**Problem details**
Omit the pictures, please, and give each record below again exactly.

**Provided entries**
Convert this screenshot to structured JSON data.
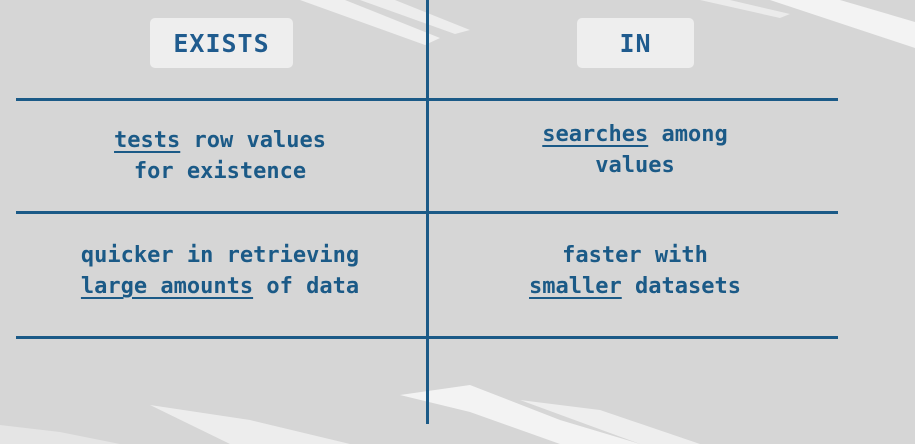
{
  "headers": {
    "left": "EXISTS",
    "right": "IN"
  },
  "rows": [
    {
      "left": {
        "line1_underlined": "tests",
        "line1_rest": " row values",
        "line2": "for existence"
      },
      "right": {
        "line1_underlined": "searches",
        "line1_rest": " among",
        "line2": "values"
      }
    },
    {
      "left": {
        "line1": "quicker in retrieving",
        "line2_underlined": "large amounts",
        "line2_rest": " of data"
      },
      "right": {
        "line1": "faster with",
        "line2_underlined": "smaller",
        "line2_rest": " datasets"
      }
    }
  ],
  "colors": {
    "background": "#d6d6d6",
    "accent": "#1b5a87",
    "header_box": "#eeeeee"
  }
}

**Task solution**
Convert this screenshot to structured JSON data.
{
  "headers": {
    "left": "EXISTS",
    "right": "IN"
  },
  "rows": [
    {
      "left": {
        "line1_underlined": "tests",
        "line1_rest": " row values",
        "line2": "for existence"
      },
      "right": {
        "line1_underlined": "searches",
        "line1_rest": " among",
        "line2": "values"
      }
    },
    {
      "left": {
        "line1": "quicker in retrieving",
        "line2_underlined": "large amounts",
        "line2_rest": " of data"
      },
      "right": {
        "line1": "faster with",
        "line2_underlined": "smaller",
        "line2_rest": " datasets"
      }
    }
  ],
  "colors": {
    "background": "#d6d6d6",
    "accent": "#1b5a87",
    "header_box": "#eeeeee"
  }
}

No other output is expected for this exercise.